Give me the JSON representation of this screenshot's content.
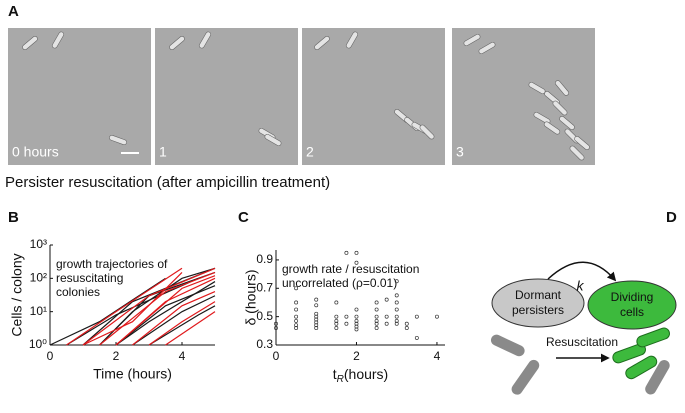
{
  "panel_labels": [
    "A",
    "B",
    "C",
    "D"
  ],
  "panel_a": {
    "frames": [
      "0 hours",
      "1",
      "2",
      "3"
    ],
    "caption": "Persister resuscitation (after ampicillin treatment)"
  },
  "chart_data": [
    {
      "type": "line",
      "x_label": "Time (hours)",
      "y_label": "Cells / colony",
      "annotation": [
        "growth trajectories of",
        "resuscitating",
        "colonies"
      ],
      "xlim": [
        0,
        5
      ],
      "xticks": [
        0,
        2,
        4
      ],
      "ylim": [
        1,
        1000
      ],
      "log_y": true,
      "yticks": [
        {
          "value": 1,
          "label": "10⁰"
        },
        {
          "value": 10,
          "label": "10¹"
        },
        {
          "value": 100,
          "label": "10²"
        },
        {
          "value": 1000,
          "label": "10³"
        }
      ],
      "series": [
        {
          "color": "#1a1a1a",
          "x": [
            0.5,
            2,
            4.5
          ],
          "values": [
            1,
            8,
            100
          ]
        },
        {
          "color": "#1a1a1a",
          "x": [
            1,
            2.5,
            5
          ],
          "values": [
            1,
            20,
            200
          ]
        },
        {
          "color": "#1a1a1a",
          "x": [
            1.5,
            3,
            5
          ],
          "values": [
            1,
            30,
            150
          ]
        },
        {
          "color": "#1a1a1a",
          "x": [
            2,
            3.5,
            5
          ],
          "values": [
            1,
            15,
            60
          ]
        },
        {
          "color": "#1a1a1a",
          "x": [
            2.5,
            4,
            5
          ],
          "values": [
            1,
            10,
            30
          ]
        },
        {
          "color": "#1a1a1a",
          "x": [
            3,
            4.5,
            5
          ],
          "values": [
            1,
            8,
            15
          ]
        },
        {
          "color": "#1a1a1a",
          "x": [
            1.5,
            2.5,
            4,
            5
          ],
          "values": [
            1,
            10,
            100,
            200
          ]
        },
        {
          "color": "#1a1a1a",
          "x": [
            2,
            3,
            5
          ],
          "values": [
            1,
            5,
            80
          ]
        },
        {
          "color": "#1a1a1a",
          "x": [
            0,
            1.5,
            3.5
          ],
          "values": [
            1,
            5,
            100
          ]
        },
        {
          "color": "#e0191c",
          "x": [
            0.5,
            2,
            4
          ],
          "values": [
            1,
            10,
            200
          ]
        },
        {
          "color": "#e0191c",
          "x": [
            1,
            3,
            5
          ],
          "values": [
            1,
            30,
            200
          ]
        },
        {
          "color": "#e0191c",
          "x": [
            1.5,
            3.5,
            5
          ],
          "values": [
            1,
            40,
            150
          ]
        },
        {
          "color": "#e0191c",
          "x": [
            2,
            3.5,
            5
          ],
          "values": [
            1,
            20,
            100
          ]
        },
        {
          "color": "#e0191c",
          "x": [
            2.5,
            4,
            5
          ],
          "values": [
            1,
            15,
            40
          ]
        },
        {
          "color": "#e0191c",
          "x": [
            3,
            4,
            5
          ],
          "values": [
            1,
            5,
            20
          ]
        },
        {
          "color": "#e0191c",
          "x": [
            1,
            2.5,
            4
          ],
          "values": [
            1,
            5,
            150
          ]
        },
        {
          "color": "#e0191c",
          "x": [
            2,
            4,
            5
          ],
          "values": [
            1,
            50,
            120
          ]
        },
        {
          "color": "#e0191c",
          "x": [
            3.5,
            5
          ],
          "values": [
            1,
            10
          ]
        }
      ]
    },
    {
      "type": "scatter",
      "x_label": [
        "t",
        "R",
        "(hours)"
      ],
      "y_label": "δ (hours)",
      "annotation": [
        "growth rate / resuscitation",
        "uncorrelated (ρ=0.01)"
      ],
      "xlim": [
        0,
        4.2
      ],
      "xticks": [
        0,
        2,
        4
      ],
      "ylim": [
        0.3,
        0.97
      ],
      "yticks": [
        0.3,
        0.5,
        0.7,
        0.9
      ],
      "color": "#333333",
      "x": [
        0,
        0,
        0.5,
        0.5,
        0.5,
        0.5,
        0.5,
        0.5,
        0.5,
        1,
        1,
        1,
        1,
        1,
        1,
        1,
        1,
        1.5,
        1.5,
        1.5,
        1.5,
        1.5,
        1.75,
        1.75,
        1.75,
        2,
        2,
        2,
        2,
        2,
        2,
        2,
        2,
        2.5,
        2.5,
        2.5,
        2.5,
        2.5,
        2.5,
        2.75,
        2.75,
        2.75,
        3,
        3,
        3,
        3,
        3,
        3,
        3,
        3.25,
        3.25,
        3.5,
        3.5,
        4
      ],
      "values": [
        0.42,
        0.45,
        0.7,
        0.6,
        0.55,
        0.5,
        0.47,
        0.44,
        0.42,
        0.62,
        0.58,
        0.52,
        0.5,
        0.48,
        0.46,
        0.44,
        0.42,
        0.6,
        0.5,
        0.47,
        0.45,
        0.42,
        0.95,
        0.5,
        0.45,
        0.95,
        0.88,
        0.55,
        0.5,
        0.47,
        0.45,
        0.43,
        0.41,
        0.6,
        0.55,
        0.5,
        0.47,
        0.45,
        0.42,
        0.62,
        0.5,
        0.45,
        0.75,
        0.65,
        0.6,
        0.55,
        0.5,
        0.47,
        0.45,
        0.45,
        0.42,
        0.5,
        0.35,
        0.5
      ]
    }
  ],
  "panel_d": {
    "dormant": [
      "Dormant",
      "persisters"
    ],
    "rate": "k",
    "dividing": [
      "Dividing",
      "cells"
    ],
    "arrow_label": "Resuscitation"
  }
}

_____

- GIVEN EXERCISE
In the copy, include no pictures; restate the listing above exactly.

- ANSWER
Give me the JSON representation of this screenshot's content.
{
  "panel_labels": [
    "A",
    "B",
    "C",
    "D"
  ],
  "panel_a": {
    "frames": [
      "0 hours",
      "1",
      "2",
      "3"
    ],
    "caption": "Persister resuscitation (after ampicillin treatment)"
  },
  "chart_data": [
    {
      "type": "line",
      "x_label": "Time (hours)",
      "y_label": "Cells / colony",
      "annotation": [
        "growth trajectories of",
        "resuscitating",
        "colonies"
      ],
      "xlim": [
        0,
        5
      ],
      "xticks": [
        0,
        2,
        4
      ],
      "ylim": [
        1,
        1000
      ],
      "log_y": true,
      "yticks": [
        {
          "value": 1,
          "label": "10⁰"
        },
        {
          "value": 10,
          "label": "10¹"
        },
        {
          "value": 100,
          "label": "10²"
        },
        {
          "value": 1000,
          "label": "10³"
        }
      ],
      "series": [
        {
          "color": "#1a1a1a",
          "x": [
            0.5,
            2,
            4.5
          ],
          "values": [
            1,
            8,
            100
          ]
        },
        {
          "color": "#1a1a1a",
          "x": [
            1,
            2.5,
            5
          ],
          "values": [
            1,
            20,
            200
          ]
        },
        {
          "color": "#1a1a1a",
          "x": [
            1.5,
            3,
            5
          ],
          "values": [
            1,
            30,
            150
          ]
        },
        {
          "color": "#1a1a1a",
          "x": [
            2,
            3.5,
            5
          ],
          "values": [
            1,
            15,
            60
          ]
        },
        {
          "color": "#1a1a1a",
          "x": [
            2.5,
            4,
            5
          ],
          "values": [
            1,
            10,
            30
          ]
        },
        {
          "color": "#1a1a1a",
          "x": [
            3,
            4.5,
            5
          ],
          "values": [
            1,
            8,
            15
          ]
        },
        {
          "color": "#1a1a1a",
          "x": [
            1.5,
            2.5,
            4,
            5
          ],
          "values": [
            1,
            10,
            100,
            200
          ]
        },
        {
          "color": "#1a1a1a",
          "x": [
            2,
            3,
            5
          ],
          "values": [
            1,
            5,
            80
          ]
        },
        {
          "color": "#1a1a1a",
          "x": [
            0,
            1.5,
            3.5
          ],
          "values": [
            1,
            5,
            100
          ]
        },
        {
          "color": "#e0191c",
          "x": [
            0.5,
            2,
            4
          ],
          "values": [
            1,
            10,
            200
          ]
        },
        {
          "color": "#e0191c",
          "x": [
            1,
            3,
            5
          ],
          "values": [
            1,
            30,
            200
          ]
        },
        {
          "color": "#e0191c",
          "x": [
            1.5,
            3.5,
            5
          ],
          "values": [
            1,
            40,
            150
          ]
        },
        {
          "color": "#e0191c",
          "x": [
            2,
            3.5,
            5
          ],
          "values": [
            1,
            20,
            100
          ]
        },
        {
          "color": "#e0191c",
          "x": [
            2.5,
            4,
            5
          ],
          "values": [
            1,
            15,
            40
          ]
        },
        {
          "color": "#e0191c",
          "x": [
            3,
            4,
            5
          ],
          "values": [
            1,
            5,
            20
          ]
        },
        {
          "color": "#e0191c",
          "x": [
            1,
            2.5,
            4
          ],
          "values": [
            1,
            5,
            150
          ]
        },
        {
          "color": "#e0191c",
          "x": [
            2,
            4,
            5
          ],
          "values": [
            1,
            50,
            120
          ]
        },
        {
          "color": "#e0191c",
          "x": [
            3.5,
            5
          ],
          "values": [
            1,
            10
          ]
        }
      ]
    },
    {
      "type": "scatter",
      "x_label": [
        "t",
        "R",
        "(hours)"
      ],
      "y_label": "δ (hours)",
      "annotation": [
        "growth rate / resuscitation",
        "uncorrelated (ρ=0.01)"
      ],
      "xlim": [
        0,
        4.2
      ],
      "xticks": [
        0,
        2,
        4
      ],
      "ylim": [
        0.3,
        0.97
      ],
      "yticks": [
        0.3,
        0.5,
        0.7,
        0.9
      ],
      "color": "#333333",
      "x": [
        0,
        0,
        0.5,
        0.5,
        0.5,
        0.5,
        0.5,
        0.5,
        0.5,
        1,
        1,
        1,
        1,
        1,
        1,
        1,
        1,
        1.5,
        1.5,
        1.5,
        1.5,
        1.5,
        1.75,
        1.75,
        1.75,
        2,
        2,
        2,
        2,
        2,
        2,
        2,
        2,
        2.5,
        2.5,
        2.5,
        2.5,
        2.5,
        2.5,
        2.75,
        2.75,
        2.75,
        3,
        3,
        3,
        3,
        3,
        3,
        3,
        3.25,
        3.25,
        3.5,
        3.5,
        4
      ],
      "values": [
        0.42,
        0.45,
        0.7,
        0.6,
        0.55,
        0.5,
        0.47,
        0.44,
        0.42,
        0.62,
        0.58,
        0.52,
        0.5,
        0.48,
        0.46,
        0.44,
        0.42,
        0.6,
        0.5,
        0.47,
        0.45,
        0.42,
        0.95,
        0.5,
        0.45,
        0.95,
        0.88,
        0.55,
        0.5,
        0.47,
        0.45,
        0.43,
        0.41,
        0.6,
        0.55,
        0.5,
        0.47,
        0.45,
        0.42,
        0.62,
        0.5,
        0.45,
        0.75,
        0.65,
        0.6,
        0.55,
        0.5,
        0.47,
        0.45,
        0.45,
        0.42,
        0.5,
        0.35,
        0.5
      ]
    }
  ],
  "panel_d": {
    "dormant": [
      "Dormant",
      "persisters"
    ],
    "rate": "k",
    "dividing": [
      "Dividing",
      "cells"
    ],
    "arrow_label": "Resuscitation"
  }
}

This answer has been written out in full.